### What to produce
Print all of the entries exactly, minus the pictures.

--- start of Material for the task ---

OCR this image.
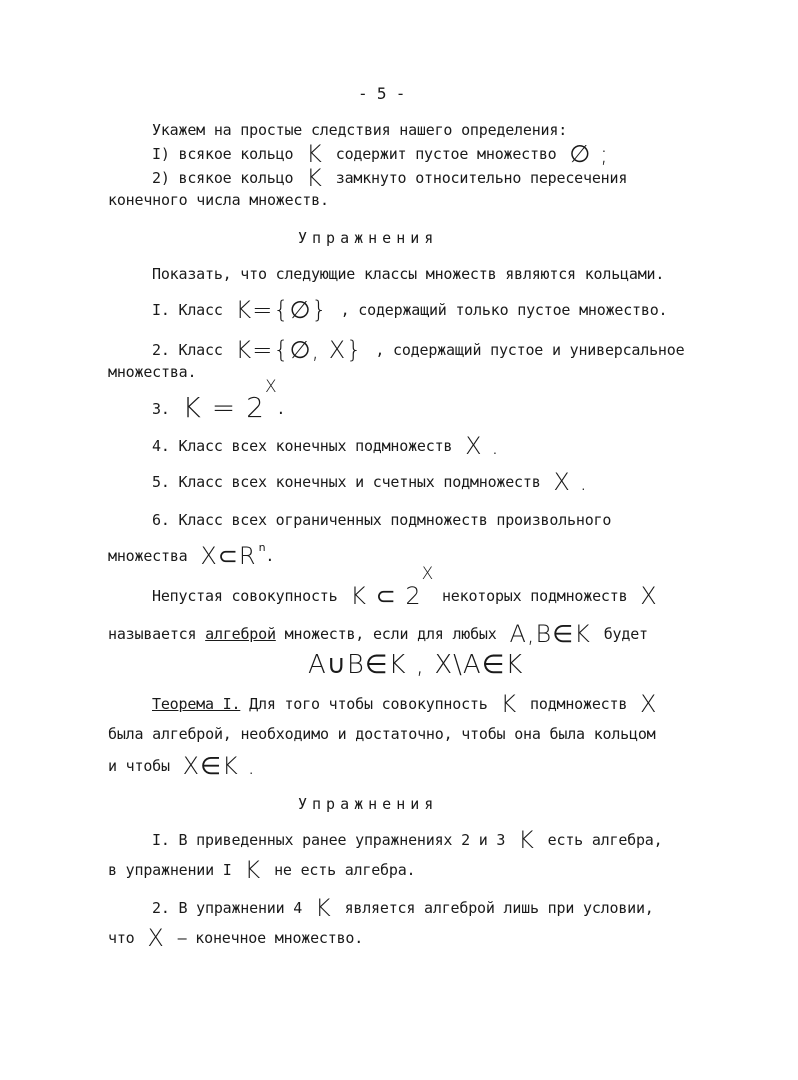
- 5 -
Укажем на простые следствия нашего определения:
I) всякое кольцо K содержит пустое множество ∅ ;
2) всякое кольцо K замкнуто относительно пересечения
конечного числа множеств.
Упражнения
Показать, что следующие классы множеств являются кольцами.
I. Класс K={∅} , содержащий только пустое множество.
2. Класс K={∅, X} , содержащий пустое и универсальное
множества.
3. K = 2X.
4. Класс всех конечных подмножеств X .
5. Класс всех конечных и счетных подмножеств X .
6. Класс всех ограниченных подмножеств произвольного
множества X⊂R $^n$.
Непустая совокупность K ⊂ 2X некоторых подмножеств X
называется алгеброй множеств, если для любых A,B∈K будет
A∪B∈K , X\A∈K
Теорема I. Для того чтобы совокупность K подмножеств X
была алгеброй, необходимо и достаточно, чтобы она была кольцом
и чтобы X∈K .
Упражнения
I. В приведенных ранее упражнениях 2 и 3 K есть алгебра,
в упражнении I K не есть алгебра.
2. В упражнении 4 K является алгеброй лишь при условии,
что X – конечное множество.
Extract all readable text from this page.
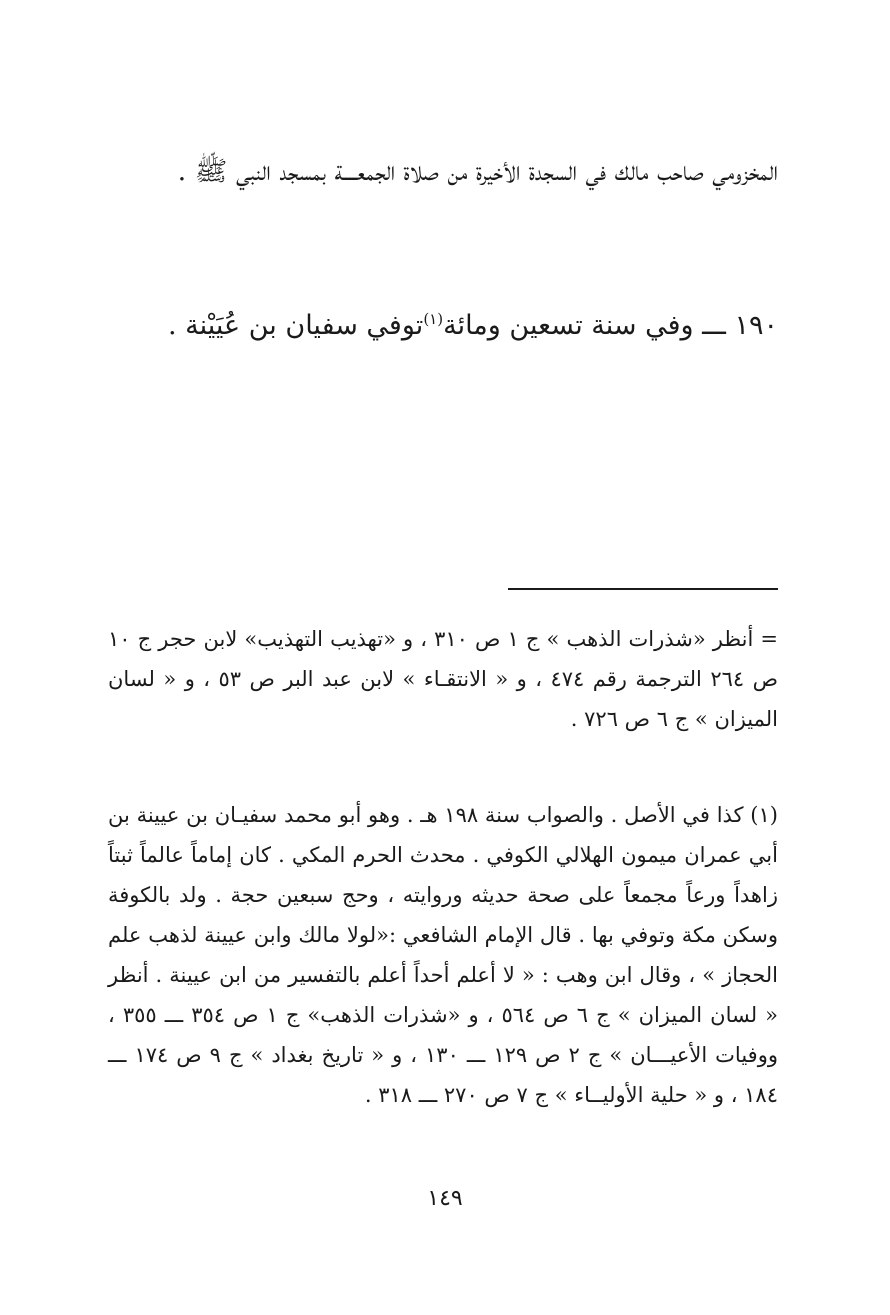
المخزومي صاحب مالك في السجدة الأخيرة من صلاة الجمعــــة بمسجد النبي ﷺ .

١٩٠ ـــ وفي سنة تسعين ومائة$^{(١)}$توفي سفيان بن عُيَيْنة .

= أنظر «شذرات الذهب » ج ١ ص ٣١٠ ، و «تهذيب التهذيب» لابن حجر ج ١٠ ص ٢٦٤ الترجمة رقم ٤٧٤ ، و « الانتقـاء » لابن عبد البر ص ٥٣ ، و « لسان الميزان » ج ٦ ص ٧٢٦ .

(١) كذا في الأصل . والصواب سنة ١٩٨ هـ . وهو أبو محمد سفيـان بن عيينة بن أبي عمران ميمون الهلالي الكوفي . محدث الحرم المكي . كان إماماً عالماً ثبتاً زاهداً ورعاً مجمعاً على صحة حديثه وروايته ، وحج سبعين حجة . ولد بالكوفة وسكن مكة وتوفي بها . قال الإمام الشافعي :«لولا مالك وابن عيينة لذهب علم الحجاز » ، وقال ابن وهب : « لا أعلم أحداً أعلم بالتفسير من ابن عيينة . أنظر « لسان الميزان » ج ٦ ص ٥٦٤ ، و «شذرات الذهب» ج ١ ص ٣٥٤ ـــ ٣٥٥ ، ووفيات الأعيـــان » ج ٢ ص ١٢٩ ـــ ١٣٠ ، و « تاريخ بغداد » ج ٩ ص ١٧٤ ـــ ١٨٤ ، و « حلية الأوليــاء » ج ٧ ص ٢٧٠ ـــ ٣١٨ .

١٤٩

--- end of Material for the task ---

### Completed task
OCR this image.
- 5 -
Укажем на простые следствия нашего определения:
I) всякое кольцо K содержит пустое множество ∅ ;
2) всякое кольцо K замкнуто относительно пересечения
конечного числа множеств.
Упражнения
Показать, что следующие классы множеств являются кольцами.
I. Класс K={∅} , содержащий только пустое множество.
2. Класс K={∅, X} , содержащий пустое и универсальное
множества.
3. K = 2X.
4. Класс всех конечных подмножеств X .
5. Класс всех конечных и счетных подмножеств X .
6. Класс всех ограниченных подмножеств произвольного
множества X⊂R $^n$.
Непустая совокупность K ⊂ 2X некоторых подмножеств X
называется алгеброй множеств, если для любых A,B∈K будет
A∪B∈K , X\A∈K
Теорема I. Для того чтобы совокупность K подмножеств X
была алгеброй, необходимо и достаточно, чтобы она была кольцом
и чтобы X∈K .
Упражнения
I. В приведенных ранее упражнениях 2 и 3 K есть алгебра,
в упражнении I K не есть алгебра.
2. В упражнении 4 K является алгеброй лишь при условии,
что X – конечное множество.
Extract all readable text from this page.
المخزومي صاحب مالك في السجدة الأخيرة من صلاة الجمعــــة بمسجد النبي ﷺ .

١٩٠ ـــ وفي سنة تسعين ومائة$^{(١)}$توفي سفيان بن عُيَيْنة .

= أنظر «شذرات الذهب » ج ١ ص ٣١٠ ، و «تهذيب التهذيب» لابن حجر ج ١٠ ص ٢٦٤ الترجمة رقم ٤٧٤ ، و « الانتقـاء » لابن عبد البر ص ٥٣ ، و « لسان الميزان » ج ٦ ص ٧٢٦ .

(١) كذا في الأصل . والصواب سنة ١٩٨ هـ . وهو أبو محمد سفيـان بن عيينة بن أبي عمران ميمون الهلالي الكوفي . محدث الحرم المكي . كان إماماً عالماً ثبتاً زاهداً ورعاً مجمعاً على صحة حديثه وروايته ، وحج سبعين حجة . ولد بالكوفة وسكن مكة وتوفي بها . قال الإمام الشافعي :«لولا مالك وابن عيينة لذهب علم الحجاز » ، وقال ابن وهب : « لا أعلم أحداً أعلم بالتفسير من ابن عيينة . أنظر « لسان الميزان » ج ٦ ص ٥٦٤ ، و «شذرات الذهب» ج ١ ص ٣٥٤ ـــ ٣٥٥ ، ووفيات الأعيـــان » ج ٢ ص ١٢٩ ـــ ١٣٠ ، و « تاريخ بغداد » ج ٩ ص ١٧٤ ـــ ١٨٤ ، و « حلية الأوليــاء » ج ٧ ص ٢٧٠ ـــ ٣١٨ .

١٤٩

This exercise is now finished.